EXERCISE AIM >> Find each line with "color" and copy it.

RECORD SET >>
****************************************

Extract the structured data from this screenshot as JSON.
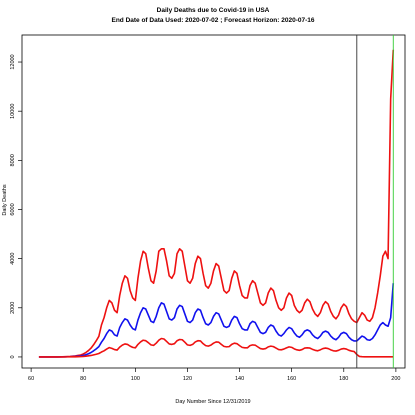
{
  "chart_data": {
    "type": "line",
    "title": "Daily Deaths due to Covid-19 in  USA",
    "subtitle": "End Date of Data Used:  2020-07-02 ; Forecast Horizon:  2020-07-16",
    "xlabel": "Day Number Since 12/31/2019",
    "ylabel": "Daily Deaths",
    "xlim": [
      56.5,
      203.5
    ],
    "ylim": [
      -450,
      13100
    ],
    "xticks": [
      60,
      80,
      100,
      120,
      140,
      160,
      180,
      200
    ],
    "yticks": [
      0,
      2000,
      4000,
      6000,
      8000,
      10000,
      12000
    ],
    "vlines": [
      {
        "value": 185,
        "color": "#333333"
      },
      {
        "value": 199,
        "color": "#33cc33"
      }
    ],
    "x": [
      63,
      64,
      65,
      66,
      67,
      68,
      69,
      70,
      71,
      72,
      73,
      74,
      75,
      76,
      77,
      78,
      79,
      80,
      81,
      82,
      83,
      84,
      85,
      86,
      87,
      88,
      89,
      90,
      91,
      92,
      93,
      94,
      95,
      96,
      97,
      98,
      99,
      100,
      101,
      102,
      103,
      104,
      105,
      106,
      107,
      108,
      109,
      110,
      111,
      112,
      113,
      114,
      115,
      116,
      117,
      118,
      119,
      120,
      121,
      122,
      123,
      124,
      125,
      126,
      127,
      128,
      129,
      130,
      131,
      132,
      133,
      134,
      135,
      136,
      137,
      138,
      139,
      140,
      141,
      142,
      143,
      144,
      145,
      146,
      147,
      148,
      149,
      150,
      151,
      152,
      153,
      154,
      155,
      156,
      157,
      158,
      159,
      160,
      161,
      162,
      163,
      164,
      165,
      166,
      167,
      168,
      169,
      170,
      171,
      172,
      173,
      174,
      175,
      176,
      177,
      178,
      179,
      180,
      181,
      182,
      183,
      184,
      185,
      186,
      187,
      188,
      189,
      190,
      191,
      192,
      193,
      194,
      195,
      196,
      197,
      198,
      199
    ],
    "series": [
      {
        "color": "#ee1111",
        "values": [
          0,
          0,
          0,
          0,
          0,
          0,
          2,
          2,
          4,
          6,
          10,
          15,
          20,
          30,
          40,
          60,
          80,
          120,
          180,
          260,
          360,
          500,
          660,
          840,
          1300,
          1600,
          2000,
          2300,
          2200,
          1900,
          1800,
          2500,
          3000,
          3300,
          3200,
          2700,
          2400,
          2300,
          3200,
          3900,
          4300,
          4200,
          3600,
          3100,
          3000,
          3500,
          4300,
          4400,
          4400,
          3900,
          3300,
          3200,
          3400,
          4200,
          4400,
          4300,
          3700,
          3100,
          3000,
          3200,
          3800,
          4100,
          4000,
          3400,
          2900,
          2800,
          3000,
          3500,
          3800,
          3700,
          3200,
          2700,
          2600,
          2700,
          3200,
          3500,
          3400,
          2900,
          2500,
          2400,
          2400,
          2900,
          3100,
          3000,
          2600,
          2200,
          2100,
          2200,
          2600,
          2800,
          2700,
          2300,
          2000,
          1900,
          2000,
          2400,
          2600,
          2500,
          2100,
          1900,
          1800,
          1900,
          2200,
          2350,
          2250,
          1950,
          1750,
          1650,
          1800,
          2100,
          2250,
          2150,
          1850,
          1650,
          1550,
          1700,
          2000,
          2150,
          2050,
          1750,
          1550,
          1450,
          1400,
          1600,
          1800,
          1700,
          1500,
          1450,
          1600,
          2000,
          2600,
          3300,
          4100,
          4300,
          4000,
          10500,
          12500
        ]
      },
      {
        "color": "#1111ee",
        "values": [
          0,
          0,
          0,
          0,
          0,
          0,
          1,
          1,
          2,
          3,
          5,
          8,
          10,
          15,
          20,
          30,
          40,
          60,
          90,
          130,
          180,
          250,
          330,
          420,
          600,
          750,
          950,
          1100,
          1050,
          900,
          850,
          1200,
          1400,
          1550,
          1500,
          1300,
          1150,
          1100,
          1500,
          1800,
          2000,
          1950,
          1700,
          1450,
          1400,
          1650,
          2000,
          2200,
          2150,
          1850,
          1550,
          1500,
          1600,
          1950,
          2100,
          2050,
          1750,
          1450,
          1400,
          1500,
          1800,
          1950,
          1900,
          1600,
          1350,
          1300,
          1400,
          1650,
          1800,
          1750,
          1500,
          1250,
          1200,
          1250,
          1500,
          1650,
          1600,
          1350,
          1150,
          1100,
          1100,
          1350,
          1450,
          1400,
          1200,
          1000,
          950,
          1000,
          1200,
          1300,
          1250,
          1050,
          900,
          850,
          950,
          1100,
          1200,
          1150,
          980,
          850,
          800,
          900,
          1050,
          1100,
          1050,
          900,
          800,
          750,
          850,
          1000,
          1050,
          1000,
          850,
          750,
          700,
          800,
          950,
          1000,
          950,
          800,
          700,
          650,
          650,
          750,
          850,
          800,
          700,
          680,
          750,
          900,
          1100,
          1300,
          1400,
          1300,
          1250,
          1600,
          3000
        ]
      },
      {
        "color": "#ee1111",
        "values": [
          0,
          0,
          0,
          0,
          0,
          0,
          0,
          0,
          1,
          1,
          2,
          3,
          4,
          5,
          7,
          10,
          14,
          20,
          30,
          45,
          60,
          85,
          110,
          140,
          200,
          250,
          320,
          380,
          350,
          300,
          280,
          400,
          480,
          530,
          510,
          440,
          390,
          370,
          510,
          610,
          680,
          660,
          580,
          490,
          470,
          560,
          680,
          750,
          730,
          630,
          530,
          510,
          540,
          660,
          710,
          700,
          600,
          490,
          470,
          510,
          610,
          660,
          650,
          540,
          460,
          440,
          480,
          560,
          610,
          600,
          510,
          430,
          410,
          420,
          510,
          560,
          540,
          460,
          390,
          370,
          370,
          460,
          490,
          480,
          410,
          340,
          320,
          340,
          410,
          440,
          420,
          360,
          300,
          290,
          320,
          370,
          410,
          390,
          330,
          290,
          270,
          300,
          360,
          370,
          360,
          310,
          270,
          250,
          290,
          340,
          360,
          340,
          290,
          250,
          240,
          270,
          320,
          340,
          320,
          270,
          240,
          220,
          100,
          20,
          10,
          5,
          5,
          5,
          5,
          5,
          5,
          5,
          5,
          5,
          5,
          5,
          5
        ]
      }
    ]
  }
}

****************************************

EXPECTED ANSWER >>
        "color": "#333333"
        "color": "#33cc33"
        "color": "#ee1111",
        "color": "#1111ee",
        "color": "#ee1111",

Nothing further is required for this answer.